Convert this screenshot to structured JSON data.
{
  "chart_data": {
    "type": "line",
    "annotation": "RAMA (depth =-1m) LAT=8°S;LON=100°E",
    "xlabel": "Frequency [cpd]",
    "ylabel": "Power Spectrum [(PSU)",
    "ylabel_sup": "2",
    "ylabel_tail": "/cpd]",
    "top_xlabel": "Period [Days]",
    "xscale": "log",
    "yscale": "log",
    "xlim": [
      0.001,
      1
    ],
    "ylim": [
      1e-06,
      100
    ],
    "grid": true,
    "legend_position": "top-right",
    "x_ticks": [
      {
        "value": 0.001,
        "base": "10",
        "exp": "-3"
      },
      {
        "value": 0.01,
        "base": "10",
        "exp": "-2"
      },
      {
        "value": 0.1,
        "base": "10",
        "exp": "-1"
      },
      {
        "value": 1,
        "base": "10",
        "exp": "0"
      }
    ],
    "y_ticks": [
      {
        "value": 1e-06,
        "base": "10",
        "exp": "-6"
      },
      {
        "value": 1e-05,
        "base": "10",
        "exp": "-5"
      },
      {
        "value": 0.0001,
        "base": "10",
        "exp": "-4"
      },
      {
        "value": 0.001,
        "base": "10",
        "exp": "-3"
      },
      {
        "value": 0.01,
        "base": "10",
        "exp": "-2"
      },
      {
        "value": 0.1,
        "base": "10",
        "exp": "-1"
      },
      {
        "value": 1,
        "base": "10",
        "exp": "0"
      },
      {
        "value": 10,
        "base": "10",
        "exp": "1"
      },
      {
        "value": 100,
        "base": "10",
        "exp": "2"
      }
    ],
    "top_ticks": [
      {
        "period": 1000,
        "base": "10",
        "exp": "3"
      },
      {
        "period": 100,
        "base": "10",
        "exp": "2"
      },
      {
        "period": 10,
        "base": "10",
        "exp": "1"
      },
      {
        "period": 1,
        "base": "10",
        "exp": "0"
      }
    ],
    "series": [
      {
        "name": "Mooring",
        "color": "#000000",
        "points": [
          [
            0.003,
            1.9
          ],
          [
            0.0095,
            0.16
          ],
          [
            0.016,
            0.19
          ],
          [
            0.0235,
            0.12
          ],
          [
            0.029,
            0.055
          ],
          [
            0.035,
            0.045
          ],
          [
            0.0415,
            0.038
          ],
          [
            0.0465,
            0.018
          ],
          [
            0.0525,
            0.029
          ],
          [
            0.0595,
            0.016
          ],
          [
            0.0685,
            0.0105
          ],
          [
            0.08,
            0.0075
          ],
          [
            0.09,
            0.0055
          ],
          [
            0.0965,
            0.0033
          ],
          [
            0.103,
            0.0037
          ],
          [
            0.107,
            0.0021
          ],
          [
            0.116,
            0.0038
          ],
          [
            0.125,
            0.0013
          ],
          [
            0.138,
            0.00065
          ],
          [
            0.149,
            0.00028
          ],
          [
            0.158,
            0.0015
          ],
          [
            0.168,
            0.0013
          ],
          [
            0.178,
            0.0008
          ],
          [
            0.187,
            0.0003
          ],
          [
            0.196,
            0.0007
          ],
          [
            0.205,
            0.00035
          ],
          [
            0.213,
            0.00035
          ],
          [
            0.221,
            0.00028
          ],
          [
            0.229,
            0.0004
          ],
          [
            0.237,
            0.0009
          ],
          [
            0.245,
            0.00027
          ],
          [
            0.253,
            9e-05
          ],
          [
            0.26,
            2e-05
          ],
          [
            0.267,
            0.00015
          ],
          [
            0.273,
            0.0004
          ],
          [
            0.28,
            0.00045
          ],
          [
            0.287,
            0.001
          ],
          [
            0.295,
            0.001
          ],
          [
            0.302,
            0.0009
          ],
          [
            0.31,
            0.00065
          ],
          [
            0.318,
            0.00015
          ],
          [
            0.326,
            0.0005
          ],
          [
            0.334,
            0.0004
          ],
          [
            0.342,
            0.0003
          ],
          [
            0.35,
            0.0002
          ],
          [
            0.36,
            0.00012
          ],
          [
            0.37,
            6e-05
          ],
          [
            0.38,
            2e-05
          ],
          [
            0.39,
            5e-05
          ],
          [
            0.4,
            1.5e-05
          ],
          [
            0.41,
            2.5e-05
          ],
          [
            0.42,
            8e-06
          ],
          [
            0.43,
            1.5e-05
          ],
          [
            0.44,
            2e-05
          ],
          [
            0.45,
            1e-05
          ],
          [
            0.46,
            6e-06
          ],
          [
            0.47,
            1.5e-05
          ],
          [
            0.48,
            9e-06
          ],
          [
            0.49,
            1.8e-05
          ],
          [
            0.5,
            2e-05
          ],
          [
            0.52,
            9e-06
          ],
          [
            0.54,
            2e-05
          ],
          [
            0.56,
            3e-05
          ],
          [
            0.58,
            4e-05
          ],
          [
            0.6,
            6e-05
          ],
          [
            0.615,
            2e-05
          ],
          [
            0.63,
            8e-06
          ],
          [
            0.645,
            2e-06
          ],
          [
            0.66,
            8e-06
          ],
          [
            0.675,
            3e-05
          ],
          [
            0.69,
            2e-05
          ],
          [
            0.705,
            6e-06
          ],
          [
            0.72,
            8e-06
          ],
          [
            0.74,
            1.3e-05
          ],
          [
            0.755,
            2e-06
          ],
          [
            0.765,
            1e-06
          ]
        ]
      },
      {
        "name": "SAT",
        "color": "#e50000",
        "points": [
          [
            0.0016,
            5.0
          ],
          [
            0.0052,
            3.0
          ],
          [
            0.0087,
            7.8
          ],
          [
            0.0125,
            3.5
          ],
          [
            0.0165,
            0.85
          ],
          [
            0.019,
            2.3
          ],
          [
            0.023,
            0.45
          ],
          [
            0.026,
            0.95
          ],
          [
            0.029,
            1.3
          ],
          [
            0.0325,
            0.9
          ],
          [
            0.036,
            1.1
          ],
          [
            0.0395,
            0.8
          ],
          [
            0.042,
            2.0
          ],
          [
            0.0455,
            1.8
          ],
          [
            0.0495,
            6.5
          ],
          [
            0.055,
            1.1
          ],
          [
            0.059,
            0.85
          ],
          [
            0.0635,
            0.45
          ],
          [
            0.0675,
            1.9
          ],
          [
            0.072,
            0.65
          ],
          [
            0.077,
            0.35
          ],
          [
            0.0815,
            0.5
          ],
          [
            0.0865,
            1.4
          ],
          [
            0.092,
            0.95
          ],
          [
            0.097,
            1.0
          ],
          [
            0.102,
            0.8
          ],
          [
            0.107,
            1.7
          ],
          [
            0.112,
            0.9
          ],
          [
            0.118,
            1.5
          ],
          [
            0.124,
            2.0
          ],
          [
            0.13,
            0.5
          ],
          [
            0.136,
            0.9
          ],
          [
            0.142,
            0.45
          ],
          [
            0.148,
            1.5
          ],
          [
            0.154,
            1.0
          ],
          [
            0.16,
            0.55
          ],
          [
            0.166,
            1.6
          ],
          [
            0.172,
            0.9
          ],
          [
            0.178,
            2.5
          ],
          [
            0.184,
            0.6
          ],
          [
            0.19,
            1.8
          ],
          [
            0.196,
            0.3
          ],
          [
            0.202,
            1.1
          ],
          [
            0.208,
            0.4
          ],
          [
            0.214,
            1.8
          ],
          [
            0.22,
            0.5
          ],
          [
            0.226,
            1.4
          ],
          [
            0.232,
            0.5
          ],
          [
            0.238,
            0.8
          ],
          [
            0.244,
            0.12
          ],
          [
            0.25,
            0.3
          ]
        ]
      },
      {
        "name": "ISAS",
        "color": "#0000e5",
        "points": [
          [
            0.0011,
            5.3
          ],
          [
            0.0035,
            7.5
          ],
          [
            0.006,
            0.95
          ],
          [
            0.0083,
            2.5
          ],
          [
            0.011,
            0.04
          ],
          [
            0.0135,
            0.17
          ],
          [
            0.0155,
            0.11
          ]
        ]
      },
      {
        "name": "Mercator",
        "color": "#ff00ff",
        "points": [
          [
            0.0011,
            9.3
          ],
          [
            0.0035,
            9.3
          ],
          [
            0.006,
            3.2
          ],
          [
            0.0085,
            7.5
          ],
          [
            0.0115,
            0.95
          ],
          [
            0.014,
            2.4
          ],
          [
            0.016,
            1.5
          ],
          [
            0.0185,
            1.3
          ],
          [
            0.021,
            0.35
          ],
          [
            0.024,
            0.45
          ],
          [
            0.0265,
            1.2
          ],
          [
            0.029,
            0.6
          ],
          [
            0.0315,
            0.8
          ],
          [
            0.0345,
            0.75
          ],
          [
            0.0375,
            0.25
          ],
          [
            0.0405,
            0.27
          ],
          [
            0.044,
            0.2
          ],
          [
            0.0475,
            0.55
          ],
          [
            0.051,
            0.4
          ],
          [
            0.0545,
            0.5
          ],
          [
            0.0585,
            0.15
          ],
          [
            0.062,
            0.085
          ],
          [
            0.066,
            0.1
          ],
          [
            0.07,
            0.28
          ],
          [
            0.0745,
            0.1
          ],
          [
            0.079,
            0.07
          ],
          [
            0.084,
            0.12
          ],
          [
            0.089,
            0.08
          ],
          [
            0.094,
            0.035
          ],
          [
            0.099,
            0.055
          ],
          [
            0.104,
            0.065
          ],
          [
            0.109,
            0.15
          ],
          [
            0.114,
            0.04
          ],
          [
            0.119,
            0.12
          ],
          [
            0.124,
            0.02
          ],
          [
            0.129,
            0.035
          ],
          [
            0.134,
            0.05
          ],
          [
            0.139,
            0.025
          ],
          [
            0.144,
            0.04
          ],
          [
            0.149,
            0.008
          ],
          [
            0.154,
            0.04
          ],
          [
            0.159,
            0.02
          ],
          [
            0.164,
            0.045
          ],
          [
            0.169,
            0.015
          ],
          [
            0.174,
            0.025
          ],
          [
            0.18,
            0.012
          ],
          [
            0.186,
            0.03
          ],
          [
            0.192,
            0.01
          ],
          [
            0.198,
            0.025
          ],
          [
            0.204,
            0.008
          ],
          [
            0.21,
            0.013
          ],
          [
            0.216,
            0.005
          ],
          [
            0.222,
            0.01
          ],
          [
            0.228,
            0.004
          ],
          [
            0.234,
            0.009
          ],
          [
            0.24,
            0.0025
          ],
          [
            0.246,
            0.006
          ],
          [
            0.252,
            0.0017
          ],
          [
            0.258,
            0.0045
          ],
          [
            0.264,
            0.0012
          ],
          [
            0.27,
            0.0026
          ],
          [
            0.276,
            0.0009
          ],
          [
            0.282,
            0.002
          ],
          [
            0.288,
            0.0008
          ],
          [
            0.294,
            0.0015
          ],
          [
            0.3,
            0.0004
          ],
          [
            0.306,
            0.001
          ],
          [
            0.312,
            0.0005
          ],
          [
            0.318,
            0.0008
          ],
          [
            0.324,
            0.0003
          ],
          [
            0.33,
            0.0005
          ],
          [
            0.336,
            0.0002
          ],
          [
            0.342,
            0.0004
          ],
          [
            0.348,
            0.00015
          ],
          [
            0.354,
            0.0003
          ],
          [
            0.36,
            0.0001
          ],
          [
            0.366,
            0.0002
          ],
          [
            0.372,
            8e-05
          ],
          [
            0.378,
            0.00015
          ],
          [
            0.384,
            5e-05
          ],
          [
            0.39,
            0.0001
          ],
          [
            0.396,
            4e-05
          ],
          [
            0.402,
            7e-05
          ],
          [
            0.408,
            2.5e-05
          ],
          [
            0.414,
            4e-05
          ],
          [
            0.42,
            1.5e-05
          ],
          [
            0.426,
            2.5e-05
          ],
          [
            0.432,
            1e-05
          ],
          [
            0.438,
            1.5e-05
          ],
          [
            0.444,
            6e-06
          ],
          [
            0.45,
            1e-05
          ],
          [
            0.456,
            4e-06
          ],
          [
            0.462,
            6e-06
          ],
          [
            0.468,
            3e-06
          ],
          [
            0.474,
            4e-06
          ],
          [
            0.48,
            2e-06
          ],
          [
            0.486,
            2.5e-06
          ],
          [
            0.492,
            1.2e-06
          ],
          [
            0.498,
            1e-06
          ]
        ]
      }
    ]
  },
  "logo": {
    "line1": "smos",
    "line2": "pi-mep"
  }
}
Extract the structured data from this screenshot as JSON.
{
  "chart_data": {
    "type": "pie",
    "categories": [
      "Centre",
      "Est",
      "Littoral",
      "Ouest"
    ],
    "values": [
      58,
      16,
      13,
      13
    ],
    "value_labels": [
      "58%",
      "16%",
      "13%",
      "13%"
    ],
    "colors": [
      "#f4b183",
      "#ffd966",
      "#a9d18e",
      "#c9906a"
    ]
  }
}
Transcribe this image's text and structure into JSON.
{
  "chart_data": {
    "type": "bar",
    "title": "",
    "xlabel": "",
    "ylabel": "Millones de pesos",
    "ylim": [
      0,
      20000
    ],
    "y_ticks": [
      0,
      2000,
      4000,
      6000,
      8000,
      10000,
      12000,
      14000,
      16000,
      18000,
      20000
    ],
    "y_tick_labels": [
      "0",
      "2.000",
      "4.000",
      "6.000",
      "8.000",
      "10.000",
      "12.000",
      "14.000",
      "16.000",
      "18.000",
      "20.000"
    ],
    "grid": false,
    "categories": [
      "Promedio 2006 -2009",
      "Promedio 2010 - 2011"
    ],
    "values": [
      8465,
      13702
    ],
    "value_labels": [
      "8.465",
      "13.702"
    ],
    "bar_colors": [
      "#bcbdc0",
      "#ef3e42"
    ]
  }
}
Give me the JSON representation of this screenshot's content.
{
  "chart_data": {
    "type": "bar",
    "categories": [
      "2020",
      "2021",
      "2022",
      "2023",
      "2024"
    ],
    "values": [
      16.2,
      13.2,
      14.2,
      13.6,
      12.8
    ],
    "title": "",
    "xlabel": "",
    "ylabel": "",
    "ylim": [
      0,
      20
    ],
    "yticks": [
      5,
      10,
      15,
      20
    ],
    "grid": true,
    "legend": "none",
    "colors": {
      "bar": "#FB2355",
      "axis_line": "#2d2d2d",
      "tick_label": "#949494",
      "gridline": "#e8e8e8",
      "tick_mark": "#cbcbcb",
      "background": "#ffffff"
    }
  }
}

§

From the line containing "Give me the" down to the final line of the data, write out every line exactly; both the first and last of these belong in your answer, and nothing else does.

Give me the JSON representation of this screenshot's content.
{
  "chart_data": {
    "type": "bar",
    "categories": [
      "2020",
      "2021",
      "2022",
      "2023",
      "2024"
    ],
    "values": [
      16.2,
      13.2,
      14.2,
      13.6,
      12.8
    ],
    "title": "",
    "xlabel": "",
    "ylabel": "",
    "ylim": [
      0,
      20
    ],
    "yticks": [
      5,
      10,
      15,
      20
    ],
    "grid": true,
    "legend": "none",
    "colors": {
      "bar": "#FB2355",
      "axis_line": "#2d2d2d",
      "tick_label": "#949494",
      "gridline": "#e8e8e8",
      "tick_mark": "#cbcbcb",
      "background": "#ffffff"
    }
  }
}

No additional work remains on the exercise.